Raw records:
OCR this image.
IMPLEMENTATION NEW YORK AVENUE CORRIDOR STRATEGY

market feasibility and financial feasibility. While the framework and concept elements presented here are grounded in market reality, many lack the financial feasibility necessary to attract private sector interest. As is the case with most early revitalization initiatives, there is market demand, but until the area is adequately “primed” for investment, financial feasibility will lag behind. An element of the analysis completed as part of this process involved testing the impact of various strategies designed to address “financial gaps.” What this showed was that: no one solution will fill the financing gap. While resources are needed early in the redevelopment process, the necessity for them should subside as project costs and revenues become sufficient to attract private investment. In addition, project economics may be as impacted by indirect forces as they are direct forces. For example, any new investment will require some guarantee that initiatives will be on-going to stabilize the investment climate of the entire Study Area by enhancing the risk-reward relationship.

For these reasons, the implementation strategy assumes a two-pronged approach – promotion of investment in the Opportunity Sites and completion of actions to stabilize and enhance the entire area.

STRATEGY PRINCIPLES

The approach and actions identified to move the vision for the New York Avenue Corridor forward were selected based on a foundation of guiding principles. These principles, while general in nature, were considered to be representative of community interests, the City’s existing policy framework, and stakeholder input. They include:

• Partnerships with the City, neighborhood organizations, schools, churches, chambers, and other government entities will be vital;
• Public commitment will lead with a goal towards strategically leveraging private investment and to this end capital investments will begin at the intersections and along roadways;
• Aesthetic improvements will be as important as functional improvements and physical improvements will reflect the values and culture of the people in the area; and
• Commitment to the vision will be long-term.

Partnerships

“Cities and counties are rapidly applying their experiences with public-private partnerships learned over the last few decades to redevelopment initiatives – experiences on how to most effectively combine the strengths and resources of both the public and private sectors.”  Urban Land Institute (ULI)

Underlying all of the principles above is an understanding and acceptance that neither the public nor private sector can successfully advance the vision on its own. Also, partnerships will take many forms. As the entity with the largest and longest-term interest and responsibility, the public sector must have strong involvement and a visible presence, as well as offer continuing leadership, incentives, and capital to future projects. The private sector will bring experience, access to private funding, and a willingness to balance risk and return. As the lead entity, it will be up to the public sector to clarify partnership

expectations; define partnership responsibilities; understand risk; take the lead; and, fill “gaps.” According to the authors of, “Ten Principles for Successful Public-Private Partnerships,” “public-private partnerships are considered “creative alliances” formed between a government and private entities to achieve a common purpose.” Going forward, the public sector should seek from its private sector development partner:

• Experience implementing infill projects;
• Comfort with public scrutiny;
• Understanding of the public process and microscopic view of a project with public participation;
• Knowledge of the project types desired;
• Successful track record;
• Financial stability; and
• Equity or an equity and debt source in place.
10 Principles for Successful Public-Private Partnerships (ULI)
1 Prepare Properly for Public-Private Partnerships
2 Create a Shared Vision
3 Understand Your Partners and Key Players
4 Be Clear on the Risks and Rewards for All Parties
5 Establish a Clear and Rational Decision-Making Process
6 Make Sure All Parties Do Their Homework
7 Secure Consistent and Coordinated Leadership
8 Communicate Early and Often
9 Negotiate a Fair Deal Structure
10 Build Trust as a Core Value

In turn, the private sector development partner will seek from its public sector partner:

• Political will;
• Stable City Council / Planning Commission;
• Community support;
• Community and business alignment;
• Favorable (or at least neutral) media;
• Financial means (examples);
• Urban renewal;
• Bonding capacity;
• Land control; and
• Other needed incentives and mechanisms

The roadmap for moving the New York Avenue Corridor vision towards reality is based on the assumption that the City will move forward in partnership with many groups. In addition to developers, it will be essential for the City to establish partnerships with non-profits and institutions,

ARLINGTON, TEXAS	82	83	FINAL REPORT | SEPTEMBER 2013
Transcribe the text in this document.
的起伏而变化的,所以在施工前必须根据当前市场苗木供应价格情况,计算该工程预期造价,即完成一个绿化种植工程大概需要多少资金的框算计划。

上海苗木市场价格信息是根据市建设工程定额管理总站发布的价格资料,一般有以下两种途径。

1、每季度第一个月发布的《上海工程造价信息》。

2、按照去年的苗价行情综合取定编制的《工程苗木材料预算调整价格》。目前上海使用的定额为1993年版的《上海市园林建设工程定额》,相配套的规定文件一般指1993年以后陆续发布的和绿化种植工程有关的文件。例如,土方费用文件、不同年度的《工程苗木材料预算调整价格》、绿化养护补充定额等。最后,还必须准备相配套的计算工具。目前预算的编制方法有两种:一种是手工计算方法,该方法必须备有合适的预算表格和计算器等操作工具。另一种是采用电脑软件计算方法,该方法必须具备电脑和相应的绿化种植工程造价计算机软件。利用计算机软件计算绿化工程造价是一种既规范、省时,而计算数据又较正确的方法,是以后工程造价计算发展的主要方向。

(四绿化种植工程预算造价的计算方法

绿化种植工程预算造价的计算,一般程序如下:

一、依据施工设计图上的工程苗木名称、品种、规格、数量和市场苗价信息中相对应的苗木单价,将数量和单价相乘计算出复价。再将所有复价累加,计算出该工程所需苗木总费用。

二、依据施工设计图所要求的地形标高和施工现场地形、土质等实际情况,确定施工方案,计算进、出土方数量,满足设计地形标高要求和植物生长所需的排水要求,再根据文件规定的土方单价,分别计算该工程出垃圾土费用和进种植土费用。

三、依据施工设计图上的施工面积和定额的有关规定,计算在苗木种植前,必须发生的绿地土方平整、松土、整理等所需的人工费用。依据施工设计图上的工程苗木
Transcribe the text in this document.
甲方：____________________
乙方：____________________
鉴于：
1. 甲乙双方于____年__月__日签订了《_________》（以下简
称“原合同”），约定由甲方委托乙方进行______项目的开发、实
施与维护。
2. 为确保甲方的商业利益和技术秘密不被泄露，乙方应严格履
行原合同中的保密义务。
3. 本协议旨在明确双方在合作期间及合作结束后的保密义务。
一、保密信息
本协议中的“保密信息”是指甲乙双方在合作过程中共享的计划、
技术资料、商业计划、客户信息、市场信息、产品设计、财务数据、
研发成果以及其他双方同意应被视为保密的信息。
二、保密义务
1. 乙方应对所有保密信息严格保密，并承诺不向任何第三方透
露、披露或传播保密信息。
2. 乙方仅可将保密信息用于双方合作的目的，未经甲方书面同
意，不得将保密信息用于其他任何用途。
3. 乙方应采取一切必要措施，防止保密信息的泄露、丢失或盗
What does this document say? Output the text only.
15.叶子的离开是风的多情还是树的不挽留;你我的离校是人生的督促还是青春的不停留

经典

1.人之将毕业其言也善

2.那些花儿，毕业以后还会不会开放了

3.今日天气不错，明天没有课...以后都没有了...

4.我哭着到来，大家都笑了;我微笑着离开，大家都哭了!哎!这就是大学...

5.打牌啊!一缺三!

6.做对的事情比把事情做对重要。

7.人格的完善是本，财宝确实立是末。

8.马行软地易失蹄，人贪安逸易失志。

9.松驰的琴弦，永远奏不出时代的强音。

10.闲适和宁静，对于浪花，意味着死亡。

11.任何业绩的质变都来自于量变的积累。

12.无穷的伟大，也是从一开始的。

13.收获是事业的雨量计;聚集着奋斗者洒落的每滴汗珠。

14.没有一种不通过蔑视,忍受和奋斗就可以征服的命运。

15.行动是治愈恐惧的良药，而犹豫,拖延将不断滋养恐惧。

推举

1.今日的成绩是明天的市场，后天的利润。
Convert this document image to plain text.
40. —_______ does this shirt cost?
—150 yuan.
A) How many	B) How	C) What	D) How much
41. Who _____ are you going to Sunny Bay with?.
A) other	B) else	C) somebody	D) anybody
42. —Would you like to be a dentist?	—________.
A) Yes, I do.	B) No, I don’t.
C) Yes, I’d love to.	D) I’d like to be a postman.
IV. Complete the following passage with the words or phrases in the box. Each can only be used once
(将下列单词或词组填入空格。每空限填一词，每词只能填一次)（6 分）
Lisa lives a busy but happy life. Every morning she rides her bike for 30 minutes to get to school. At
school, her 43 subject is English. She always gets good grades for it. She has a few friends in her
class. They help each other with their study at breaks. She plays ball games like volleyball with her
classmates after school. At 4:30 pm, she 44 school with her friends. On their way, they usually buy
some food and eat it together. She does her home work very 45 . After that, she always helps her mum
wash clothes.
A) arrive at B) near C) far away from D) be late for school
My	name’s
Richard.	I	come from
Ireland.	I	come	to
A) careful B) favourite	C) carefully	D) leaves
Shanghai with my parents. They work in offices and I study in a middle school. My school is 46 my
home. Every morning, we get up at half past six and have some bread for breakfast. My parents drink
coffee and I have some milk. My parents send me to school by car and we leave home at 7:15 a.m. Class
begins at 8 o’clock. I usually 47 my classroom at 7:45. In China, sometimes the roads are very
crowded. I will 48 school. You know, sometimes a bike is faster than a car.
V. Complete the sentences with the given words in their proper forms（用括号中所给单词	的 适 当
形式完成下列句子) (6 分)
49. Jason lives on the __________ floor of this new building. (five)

* **TASK DIRECTIONS**
Determine how many lines include the string "text". Give no answer but the number.

* **WORKED SOLUTION**
4